>> Begin Input records

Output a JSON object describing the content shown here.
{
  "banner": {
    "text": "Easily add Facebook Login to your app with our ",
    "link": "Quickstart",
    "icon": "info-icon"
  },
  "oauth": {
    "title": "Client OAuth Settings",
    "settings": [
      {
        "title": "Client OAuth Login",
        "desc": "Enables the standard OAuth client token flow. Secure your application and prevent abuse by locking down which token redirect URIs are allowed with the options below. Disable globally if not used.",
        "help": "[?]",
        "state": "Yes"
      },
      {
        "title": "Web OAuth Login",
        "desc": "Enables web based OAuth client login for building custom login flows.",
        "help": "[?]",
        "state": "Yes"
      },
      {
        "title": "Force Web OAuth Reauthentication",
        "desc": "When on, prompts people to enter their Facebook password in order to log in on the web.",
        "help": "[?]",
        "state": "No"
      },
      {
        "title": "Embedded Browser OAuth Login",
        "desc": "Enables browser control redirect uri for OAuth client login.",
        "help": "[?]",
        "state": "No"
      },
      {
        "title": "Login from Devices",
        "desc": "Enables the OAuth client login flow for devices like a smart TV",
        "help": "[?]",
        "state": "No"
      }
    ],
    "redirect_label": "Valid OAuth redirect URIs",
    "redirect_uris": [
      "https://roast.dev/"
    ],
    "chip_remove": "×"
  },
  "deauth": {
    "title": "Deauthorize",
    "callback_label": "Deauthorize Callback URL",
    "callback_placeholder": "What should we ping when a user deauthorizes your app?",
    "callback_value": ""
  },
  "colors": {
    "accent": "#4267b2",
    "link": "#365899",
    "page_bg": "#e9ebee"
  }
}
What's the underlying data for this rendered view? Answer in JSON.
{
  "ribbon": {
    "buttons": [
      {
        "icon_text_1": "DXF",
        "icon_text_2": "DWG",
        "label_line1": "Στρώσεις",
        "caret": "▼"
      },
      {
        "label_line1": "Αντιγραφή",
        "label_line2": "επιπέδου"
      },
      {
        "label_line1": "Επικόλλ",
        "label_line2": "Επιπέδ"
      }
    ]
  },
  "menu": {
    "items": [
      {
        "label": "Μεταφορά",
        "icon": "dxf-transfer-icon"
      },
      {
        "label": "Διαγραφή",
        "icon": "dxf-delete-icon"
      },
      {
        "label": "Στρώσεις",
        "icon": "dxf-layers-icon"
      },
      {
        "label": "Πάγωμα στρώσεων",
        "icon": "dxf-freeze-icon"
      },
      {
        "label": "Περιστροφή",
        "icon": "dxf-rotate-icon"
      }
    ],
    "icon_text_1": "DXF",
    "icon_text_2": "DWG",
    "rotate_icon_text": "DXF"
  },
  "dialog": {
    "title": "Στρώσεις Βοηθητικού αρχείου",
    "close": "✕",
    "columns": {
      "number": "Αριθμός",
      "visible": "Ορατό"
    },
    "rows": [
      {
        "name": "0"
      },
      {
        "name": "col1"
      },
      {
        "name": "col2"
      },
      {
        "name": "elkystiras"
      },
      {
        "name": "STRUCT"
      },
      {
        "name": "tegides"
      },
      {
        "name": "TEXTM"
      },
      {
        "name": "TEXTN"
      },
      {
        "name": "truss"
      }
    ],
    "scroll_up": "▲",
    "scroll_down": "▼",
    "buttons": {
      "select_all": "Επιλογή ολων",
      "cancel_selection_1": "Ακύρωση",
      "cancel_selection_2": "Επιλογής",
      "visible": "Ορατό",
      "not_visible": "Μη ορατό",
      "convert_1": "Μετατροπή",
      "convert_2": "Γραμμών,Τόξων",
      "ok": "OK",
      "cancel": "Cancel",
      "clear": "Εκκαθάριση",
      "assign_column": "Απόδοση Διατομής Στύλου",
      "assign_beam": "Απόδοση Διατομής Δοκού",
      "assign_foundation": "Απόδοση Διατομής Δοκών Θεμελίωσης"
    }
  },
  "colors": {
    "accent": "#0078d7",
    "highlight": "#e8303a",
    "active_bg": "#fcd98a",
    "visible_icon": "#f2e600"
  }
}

>> End Input records

Word for word, extract all the records.

- [Result of this task]:
Output a JSON object describing the content shown here.
{
  "banner": {
    "text": "Easily add Facebook Login to your app with our ",
    "link": "Quickstart",
    "icon": "info-icon"
  },
  "oauth": {
    "title": "Client OAuth Settings",
    "settings": [
      {
        "title": "Client OAuth Login",
        "desc": "Enables the standard OAuth client token flow. Secure your application and prevent abuse by locking down which token redirect URIs are allowed with the options below. Disable globally if not used.",
        "help": "[?]",
        "state": "Yes"
      },
      {
        "title": "Web OAuth Login",
        "desc": "Enables web based OAuth client login for building custom login flows.",
        "help": "[?]",
        "state": "Yes"
      },
      {
        "title": "Force Web OAuth Reauthentication",
        "desc": "When on, prompts people to enter their Facebook password in order to log in on the web.",
        "help": "[?]",
        "state": "No"
      },
      {
        "title": "Embedded Browser OAuth Login",
        "desc": "Enables browser control redirect uri for OAuth client login.",
        "help": "[?]",
        "state": "No"
      },
      {
        "title": "Login from Devices",
        "desc": "Enables the OAuth client login flow for devices like a smart TV",
        "help": "[?]",
        "state": "No"
      }
    ],
    "redirect_label": "Valid OAuth redirect URIs",
    "redirect_uris": [
      "https://roast.dev/"
    ],
    "chip_remove": "×"
  },
  "deauth": {
    "title": "Deauthorize",
    "callback_label": "Deauthorize Callback URL",
    "callback_placeholder": "What should we ping when a user deauthorizes your app?",
    "callback_value": ""
  },
  "colors": {
    "accent": "#4267b2",
    "link": "#365899",
    "page_bg": "#e9ebee"
  }
}
What's the underlying data for this rendered view? Answer in JSON.
{
  "ribbon": {
    "buttons": [
      {
        "icon_text_1": "DXF",
        "icon_text_2": "DWG",
        "label_line1": "Στρώσεις",
        "caret": "▼"
      },
      {
        "label_line1": "Αντιγραφή",
        "label_line2": "επιπέδου"
      },
      {
        "label_line1": "Επικόλλ",
        "label_line2": "Επιπέδ"
      }
    ]
  },
  "menu": {
    "items": [
      {
        "label": "Μεταφορά",
        "icon": "dxf-transfer-icon"
      },
      {
        "label": "Διαγραφή",
        "icon": "dxf-delete-icon"
      },
      {
        "label": "Στρώσεις",
        "icon": "dxf-layers-icon"
      },
      {
        "label": "Πάγωμα στρώσεων",
        "icon": "dxf-freeze-icon"
      },
      {
        "label": "Περιστροφή",
        "icon": "dxf-rotate-icon"
      }
    ],
    "icon_text_1": "DXF",
    "icon_text_2": "DWG",
    "rotate_icon_text": "DXF"
  },
  "dialog": {
    "title": "Στρώσεις Βοηθητικού αρχείου",
    "close": "✕",
    "columns": {
      "number": "Αριθμός",
      "visible": "Ορατό"
    },
    "rows": [
      {
        "name": "0"
      },
      {
        "name": "col1"
      },
      {
        "name": "col2"
      },
      {
        "name": "elkystiras"
      },
      {
        "name": "STRUCT"
      },
      {
        "name": "tegides"
      },
      {
        "name": "TEXTM"
      },
      {
        "name": "TEXTN"
      },
      {
        "name": "truss"
      }
    ],
    "scroll_up": "▲",
    "scroll_down": "▼",
    "buttons": {
      "select_all": "Επιλογή ολων",
      "cancel_selection_1": "Ακύρωση",
      "cancel_selection_2": "Επιλογής",
      "visible": "Ορατό",
      "not_visible": "Μη ορατό",
      "convert_1": "Μετατροπή",
      "convert_2": "Γραμμών,Τόξων",
      "ok": "OK",
      "cancel": "Cancel",
      "clear": "Εκκαθάριση",
      "assign_column": "Απόδοση Διατομής Στύλου",
      "assign_beam": "Απόδοση Διατομής Δοκού",
      "assign_foundation": "Απόδοση Διατομής Δοκών Θεμελίωσης"
    }
  },
  "colors": {
    "accent": "#0078d7",
    "highlight": "#e8303a",
    "active_bg": "#fcd98a",
    "visible_icon": "#f2e600"
  }
}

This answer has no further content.